■ **Exercise objective**:
In the records below, pick out all lines containing the word "warunkach".

Stored records
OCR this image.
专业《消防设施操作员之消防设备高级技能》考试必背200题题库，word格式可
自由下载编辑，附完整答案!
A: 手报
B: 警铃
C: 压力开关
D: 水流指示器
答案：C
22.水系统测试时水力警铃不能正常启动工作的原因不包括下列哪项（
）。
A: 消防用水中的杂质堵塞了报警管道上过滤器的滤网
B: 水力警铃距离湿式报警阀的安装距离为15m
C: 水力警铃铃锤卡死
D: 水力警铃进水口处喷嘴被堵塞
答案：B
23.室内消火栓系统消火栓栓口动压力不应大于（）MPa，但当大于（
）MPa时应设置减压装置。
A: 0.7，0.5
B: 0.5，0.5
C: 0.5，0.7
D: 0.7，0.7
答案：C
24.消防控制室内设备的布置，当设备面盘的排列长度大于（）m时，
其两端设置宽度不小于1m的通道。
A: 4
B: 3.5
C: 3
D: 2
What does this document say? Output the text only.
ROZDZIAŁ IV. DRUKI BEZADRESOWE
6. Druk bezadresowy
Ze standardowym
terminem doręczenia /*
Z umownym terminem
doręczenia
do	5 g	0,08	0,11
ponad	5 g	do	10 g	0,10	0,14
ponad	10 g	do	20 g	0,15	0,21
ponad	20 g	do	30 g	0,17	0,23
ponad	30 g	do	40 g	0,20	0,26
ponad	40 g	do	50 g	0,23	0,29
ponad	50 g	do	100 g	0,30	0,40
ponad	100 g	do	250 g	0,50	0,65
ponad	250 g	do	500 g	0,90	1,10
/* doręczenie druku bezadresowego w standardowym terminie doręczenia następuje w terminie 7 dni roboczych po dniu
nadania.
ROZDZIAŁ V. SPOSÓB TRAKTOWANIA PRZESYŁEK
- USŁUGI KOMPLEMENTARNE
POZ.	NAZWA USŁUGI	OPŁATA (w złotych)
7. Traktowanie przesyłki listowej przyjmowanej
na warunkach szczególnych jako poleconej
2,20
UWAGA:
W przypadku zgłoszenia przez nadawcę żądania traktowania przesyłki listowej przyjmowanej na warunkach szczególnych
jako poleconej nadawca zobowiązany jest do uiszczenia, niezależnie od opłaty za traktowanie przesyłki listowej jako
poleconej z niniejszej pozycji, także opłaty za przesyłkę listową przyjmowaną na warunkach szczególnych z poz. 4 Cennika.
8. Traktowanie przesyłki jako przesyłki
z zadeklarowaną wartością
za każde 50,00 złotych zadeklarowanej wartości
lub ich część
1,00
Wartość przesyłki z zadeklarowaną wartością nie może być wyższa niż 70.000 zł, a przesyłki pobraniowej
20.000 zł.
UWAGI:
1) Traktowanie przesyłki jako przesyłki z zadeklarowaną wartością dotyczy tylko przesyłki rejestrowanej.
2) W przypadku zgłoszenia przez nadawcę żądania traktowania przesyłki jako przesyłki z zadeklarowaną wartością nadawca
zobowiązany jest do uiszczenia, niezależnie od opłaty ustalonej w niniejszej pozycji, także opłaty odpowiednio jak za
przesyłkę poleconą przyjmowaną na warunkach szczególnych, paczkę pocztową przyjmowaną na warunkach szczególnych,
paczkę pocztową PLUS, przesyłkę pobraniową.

■ **Exercise output**:
na warunkach szczególnych jako poleconej
W przypadku zgłoszenia przez nadawcę żądania traktowania przesyłki listowej przyjmowanej na warunkach szczególnych
poleconej z niniejszej pozycji, także opłaty za przesyłkę listową przyjmowaną na warunkach szczególnych z poz. 4 Cennika.
przesyłkę poleconą przyjmowaną na warunkach szczególnych, paczkę pocztową przyjmowaną na warunkach szczególnych,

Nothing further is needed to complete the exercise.